_SUPPLIED TEXT_

"""

Sometimes songs can say so much

Image: BeWytch Me & Wanda Probe

Image: BeWytch Me & Wanda Probe

Sometimes songs can say so much

“Sometimes songs can say so much” is so very true. We’ve all heard a song that we instantly connected to and that has brought back memories whether good or bad. People think of a music artist as the reason the song stays with us but really it’s the words written from inside the heart which touch us and remind us that life exists and good or bad, we are all a part of it.

There are a few songs which really connect with me. I think the lyrics in Free bird by Lynyrd Skynyrd is one of them. I wasn’t a huge rock fan in my younger days and, to be honest, while I had heard Sweet Home Alabama, I really didn’t know who the band was until my good friend Jimmy from Alabama told me. He couldn’t believe that I hadn’t heard of them before. I asked Jimmy what other songs they did that I might know and he asked me about Free Bird. Well he laughed when I asked him what a free bird had to do with this band. “You kook!” he said, “That’s one of their songs.” I had an a-ha moment when I listened to it. I realized that while I had heard the song before, I had never actually listened to the lyrics and Jimmy said I should then I would understand why he loves the song too.

I had my own private listening party and played the song he suggested. Instantly I connected to it and understood why my friend liked it so much. It was like someone had written this song and he was the subject.  I fell in love with the song and every time I heard it, I thought of my friend and how he was like the free bird.

I didn’t realize that on March 18, 2014 my friend would take to the sky and become the free bird his soul was meant to be. It’s been one year since he passed away at age 48 suddenly and I still cry when I hear the song Free Bird and I think about my friend flying free now.

Free Bird – Lynyrd Skynyrd courtesy YouTube

If I leave here tomorrow
Would you still remember me
For I must be travelin’ on now
There’s too many places I got to see

If I stay here with you girl
Things just couldn’t be the same
‘Cause I’m as free as a bird now
And this bird you cannot change
Oh oh oh oh oh oh
And the bird you cannot change
And this bird you cannot change
Lord knows, I can’t change

Bye and bye baby, it’s been sweet love, yeah yeah
Though this feelin’ I can’t change
Please don’t take it so badly
‘Cause Lord knows, I’m to blame

And if I stay here with you girl
Things just couldn’t even be the same
‘Cause I’m as free as a bird now
And this bird you cannot change
Oh oh oh oh oh oh
And the bird you cannot change
And this bird you cannot change

Lord knows, I can’t change
Lord help me, I can’t change
Lord I can’t change
Won’t you fly high free bird yeah

Songwriters
VAN ZANT, RONNIE / COLLINS, ALLEN

Published by
Lyrics © Universal Music Publishing Group

Hell Is For Children in an abusive home

A second song really connects with me. Pat Benatar was a female rock singer back when I was a teen and going through some pretty tough times in my family with severe abuse and no help. When I heard Pat’s’ song, “Hell Is For Children” I connected instantly. The lyrics in the song are so very true and were true for me at that time in my life. Our home was filled with secrets, lies and hate. The missing ingredient was love which there was none.

"""

_Box annotation data_
"""

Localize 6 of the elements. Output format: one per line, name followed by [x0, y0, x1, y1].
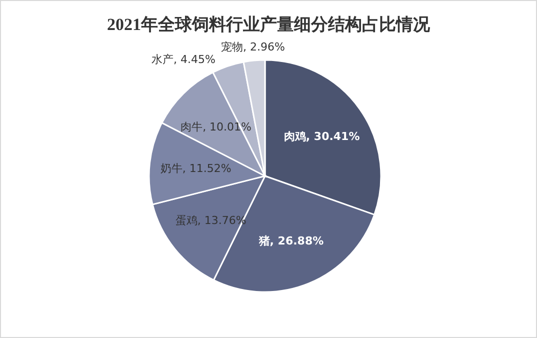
slice-label: 宠物, 2.96%	[220, 40, 285, 54]
slice-label: 猪, 26.88%	[258, 234, 324, 248]
chart-title: 2021年全球饲料行业产量细分结构占比情况	[107, 15, 431, 34]
slice-label: 奶牛, 11.52%	[160, 162, 232, 176]
slice-label: 水产, 4.45%	[151, 52, 216, 66]
slice-label: 肉鸡, 30.41%	[284, 130, 360, 143]
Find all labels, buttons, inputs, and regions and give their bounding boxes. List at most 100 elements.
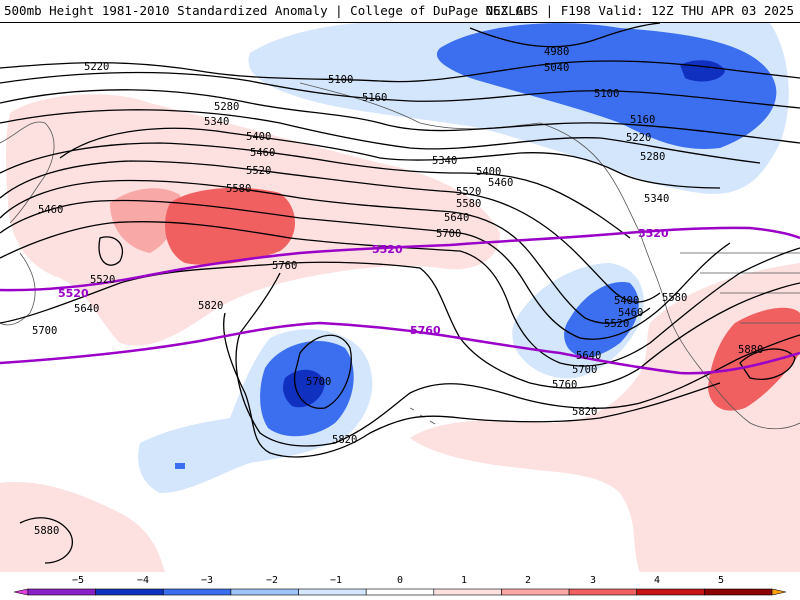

"""

_AIM 1_
Update the post about meaningful songs by writing out its passage that begins at the words "Published by" and stops after "there was none.", with "secrets" replaced by "silence".
_AIM 2_
Write what follows the last sentence of the post about meaningful songs.

_EXERCISE RESULT 1_
Published by
Lyrics © Universal Music Publishing Group

Hell Is For Children in an abusive home

A second song really connects with me. Pat Benatar was a female rock singer back when I was a teen and going through some pretty tough times in my family with severe abuse and no help. When I heard Pat’s’ song, “Hell Is For Children” I connected instantly. The lyrics in the song are so very true and were true for me at that time in my life. Our home was filled with silence, lies and hate. The missing ingredient was love which there was none.

_EXERCISE RESULT 2_
I had been in foster homes off and on throughout my life for the severe abuse I suffered at the hands of my mothers partners, including my birth father and his friends, her 2nd husband, and the lack of parenting and protection from my mother. My last straw was finding out I would be travelling thousands of kilometers with a man who had raped me nightly almost since I was 13.  This man was found raping me by my mother and she didn’t do anything.  She kept that a secret until I took my step father to court years later for the abuse I suffered.  I’m not sure if I ever forgave my mother for her lack of protection. No I guess I didn’t.

I was 17 and mom said that I was driving back with her husband. I tried to think of anyway to get through this without arguing or being called names she would never regret saying. She told me I would travel by car with him, stay in motels with one bed because that was all they could afford. I had a major panic attack at the thought of lying in a bed with my abuser and being a victim courtesy of my mother. I couldn’t do it. I told my mom that and she slapped me so hard on my face that the hand print stayed for days and became a hand bruise. She left my room and I ran. I ran for my life, literally.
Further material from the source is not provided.